> _BRIEF_:
Present the following data again exactly as it is shown.

-- Begin THE RECORDS --

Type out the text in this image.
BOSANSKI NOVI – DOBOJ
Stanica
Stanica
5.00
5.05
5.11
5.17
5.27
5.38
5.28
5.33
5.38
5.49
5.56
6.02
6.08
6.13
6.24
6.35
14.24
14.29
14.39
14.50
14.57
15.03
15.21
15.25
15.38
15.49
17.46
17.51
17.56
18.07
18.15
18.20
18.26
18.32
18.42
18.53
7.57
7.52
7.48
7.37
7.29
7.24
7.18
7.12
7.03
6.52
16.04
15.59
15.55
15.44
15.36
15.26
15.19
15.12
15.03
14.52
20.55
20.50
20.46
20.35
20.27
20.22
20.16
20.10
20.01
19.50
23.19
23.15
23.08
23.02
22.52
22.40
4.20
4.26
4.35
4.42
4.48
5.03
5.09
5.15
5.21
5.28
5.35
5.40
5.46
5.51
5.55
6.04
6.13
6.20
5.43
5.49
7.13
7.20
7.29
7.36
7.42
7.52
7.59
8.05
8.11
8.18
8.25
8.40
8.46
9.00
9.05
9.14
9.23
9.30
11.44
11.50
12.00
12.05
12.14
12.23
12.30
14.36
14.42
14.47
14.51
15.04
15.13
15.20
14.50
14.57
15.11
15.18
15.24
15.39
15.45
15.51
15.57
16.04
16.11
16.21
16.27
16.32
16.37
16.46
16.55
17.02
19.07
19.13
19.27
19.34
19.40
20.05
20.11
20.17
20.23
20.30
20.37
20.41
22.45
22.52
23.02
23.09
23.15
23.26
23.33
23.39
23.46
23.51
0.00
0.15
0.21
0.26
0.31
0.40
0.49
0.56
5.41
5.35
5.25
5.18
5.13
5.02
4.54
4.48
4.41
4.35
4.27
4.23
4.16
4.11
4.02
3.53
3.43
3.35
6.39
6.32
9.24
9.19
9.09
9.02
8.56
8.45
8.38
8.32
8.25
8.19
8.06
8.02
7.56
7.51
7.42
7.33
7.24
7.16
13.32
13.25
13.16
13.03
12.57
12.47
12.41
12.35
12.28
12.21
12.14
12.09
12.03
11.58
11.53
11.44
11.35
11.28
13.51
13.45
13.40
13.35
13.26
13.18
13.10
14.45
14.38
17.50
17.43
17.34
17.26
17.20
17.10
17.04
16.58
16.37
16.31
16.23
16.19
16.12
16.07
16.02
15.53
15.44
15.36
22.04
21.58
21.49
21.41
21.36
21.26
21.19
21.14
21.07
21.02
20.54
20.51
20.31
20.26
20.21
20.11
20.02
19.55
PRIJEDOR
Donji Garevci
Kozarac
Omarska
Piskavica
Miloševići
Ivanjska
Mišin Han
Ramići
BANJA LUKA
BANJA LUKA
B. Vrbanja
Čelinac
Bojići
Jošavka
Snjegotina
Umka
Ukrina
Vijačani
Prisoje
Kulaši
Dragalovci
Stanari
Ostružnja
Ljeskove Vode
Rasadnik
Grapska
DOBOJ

-- End THE RECORDS --

> _ANSWER BELOW_:
Type out the text in this image.
BOSANSKI NOVI – DOBOJ
Stanica
Stanica
5.00
5.05
5.11
5.17
5.27
5.38
5.28
5.33
5.38
5.49
5.56
6.02
6.08
6.13
6.24
6.35
14.24
14.29
14.39
14.50
14.57
15.03
15.21
15.25
15.38
15.49
17.46
17.51
17.56
18.07
18.15
18.20
18.26
18.32
18.42
18.53
7.57
7.52
7.48
7.37
7.29
7.24
7.18
7.12
7.03
6.52
16.04
15.59
15.55
15.44
15.36
15.26
15.19
15.12
15.03
14.52
20.55
20.50
20.46
20.35
20.27
20.22
20.16
20.10
20.01
19.50
23.19
23.15
23.08
23.02
22.52
22.40
4.20
4.26
4.35
4.42
4.48
5.03
5.09
5.15
5.21
5.28
5.35
5.40
5.46
5.51
5.55
6.04
6.13
6.20
5.43
5.49
7.13
7.20
7.29
7.36
7.42
7.52
7.59
8.05
8.11
8.18
8.25
8.40
8.46
9.00
9.05
9.14
9.23
9.30
11.44
11.50
12.00
12.05
12.14
12.23
12.30
14.36
14.42
14.47
14.51
15.04
15.13
15.20
14.50
14.57
15.11
15.18
15.24
15.39
15.45
15.51
15.57
16.04
16.11
16.21
16.27
16.32
16.37
16.46
16.55
17.02
19.07
19.13
19.27
19.34
19.40
20.05
20.11
20.17
20.23
20.30
20.37
20.41
22.45
22.52
23.02
23.09
23.15
23.26
23.33
23.39
23.46
23.51
0.00
0.15
0.21
0.26
0.31
0.40
0.49
0.56
5.41
5.35
5.25
5.18
5.13
5.02
4.54
4.48
4.41
4.35
4.27
4.23
4.16
4.11
4.02
3.53
3.43
3.35
6.39
6.32
9.24
9.19
9.09
9.02
8.56
8.45
8.38
8.32
8.25
8.19
8.06
8.02
7.56
7.51
7.42
7.33
7.24
7.16
13.32
13.25
13.16
13.03
12.57
12.47
12.41
12.35
12.28
12.21
12.14
12.09
12.03
11.58
11.53
11.44
11.35
11.28
13.51
13.45
13.40
13.35
13.26
13.18
13.10
14.45
14.38
17.50
17.43
17.34
17.26
17.20
17.10
17.04
16.58
16.37
16.31
16.23
16.19
16.12
16.07
16.02
15.53
15.44
15.36
22.04
21.58
21.49
21.41
21.36
21.26
21.19
21.14
21.07
21.02
20.54
20.51
20.31
20.26
20.21
20.11
20.02
19.55
PRIJEDOR
Donji Garevci
Kozarac
Omarska
Piskavica
Miloševići
Ivanjska
Mišin Han
Ramići
BANJA LUKA
BANJA LUKA
B. Vrbanja
Čelinac
Bojići
Jošavka
Snjegotina
Umka
Ukrina
Vijačani
Prisoje
Kulaši
Dragalovci
Stanari
Ostružnja
Ljeskove Vode
Rasadnik
Grapska
DOBOJ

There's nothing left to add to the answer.